Your task: The records below must be output exactly, without pictures.

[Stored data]
▶

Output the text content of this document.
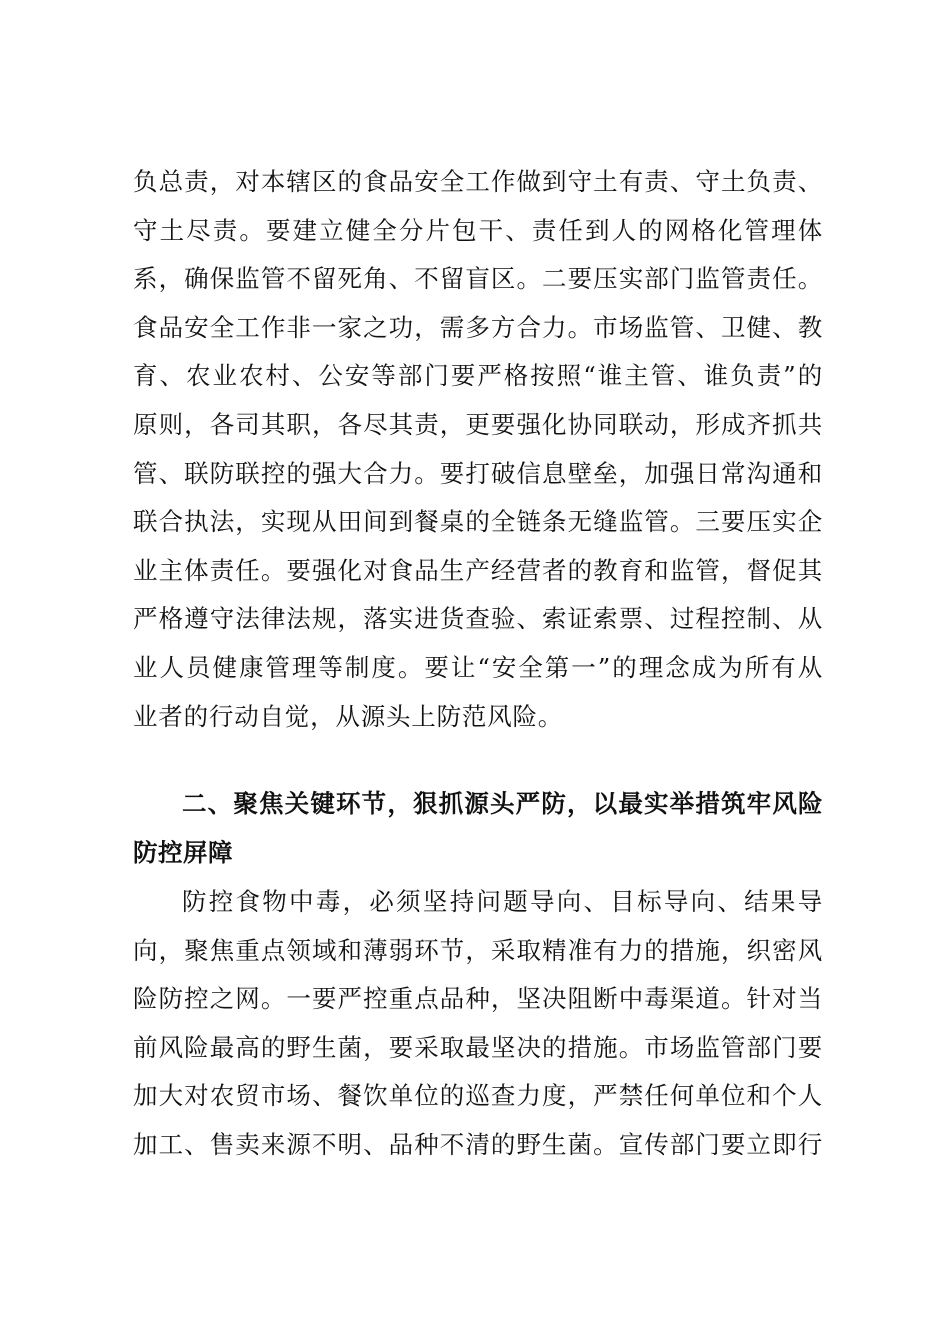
负总责，对本辖区的食品安全工作做到守土有责、守土负责、
守土尽责。要建立健全分片包干、责任到人的网格化管理体
系，确保监管不留死角、不留盲区。二要压实部门监管责任。
食品安全工作非一家之功，需多方合力。市场监管、卫健、教
育、农业农村、公安等部门要严格按照“谁主管、谁负责”的
原则，各司其职，各尽其责，更要强化协同联动，形成齐抓共
管、联防联控的强大合力。要打破信息壁垒，加强日常沟通和
联合执法，实现从田间到餐桌的全链条无缝监管。三要压实企
业主体责任。要强化对食品生产经营者的教育和监管，督促其
严格遵守法律法规，落实进货查验、索证索票、过程控制、从
业人员健康管理等制度。要让“安全第一”的理念成为所有从
业者的行动自觉，从源头上防范风险。
二、聚焦关键环节，狠抓源头严防，以最实举措筑牢风险
防控屏障
防控食物中毒，必须坚持问题导向、目标导向、结果导
向，聚焦重点领域和薄弱环节，采取精准有力的措施，织密风
险防控之网。一要严控重点品种，坚决阻断中毒渠道。针对当
前风险最高的野生菌，要采取最坚决的措施。市场监管部门要
加大对农贸市场、餐饮单位的巡查力度，严禁任何单位和个人
加工、售卖来源不明、品种不清的野生菌。宣传部门要立即行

◀

Correct output:
Output the text content of this document.
负总责，对本辖区的食品安全工作做到守土有责、守土负责、
守土尽责。要建立健全分片包干、责任到人的网格化管理体
系，确保监管不留死角、不留盲区。二要压实部门监管责任。
食品安全工作非一家之功，需多方合力。市场监管、卫健、教
育、农业农村、公安等部门要严格按照“谁主管、谁负责”的
原则，各司其职，各尽其责，更要强化协同联动，形成齐抓共
管、联防联控的强大合力。要打破信息壁垒，加强日常沟通和
联合执法，实现从田间到餐桌的全链条无缝监管。三要压实企
业主体责任。要强化对食品生产经营者的教育和监管，督促其
严格遵守法律法规，落实进货查验、索证索票、过程控制、从
业人员健康管理等制度。要让“安全第一”的理念成为所有从
业者的行动自觉，从源头上防范风险。
二、聚焦关键环节，狠抓源头严防，以最实举措筑牢风险
防控屏障
防控食物中毒，必须坚持问题导向、目标导向、结果导
向，聚焦重点领域和薄弱环节，采取精准有力的措施，织密风
险防控之网。一要严控重点品种，坚决阻断中毒渠道。针对当
前风险最高的野生菌，要采取最坚决的措施。市场监管部门要
加大对农贸市场、餐饮单位的巡查力度，严禁任何单位和个人
加工、售卖来源不明、品种不清的野生菌。宣传部门要立即行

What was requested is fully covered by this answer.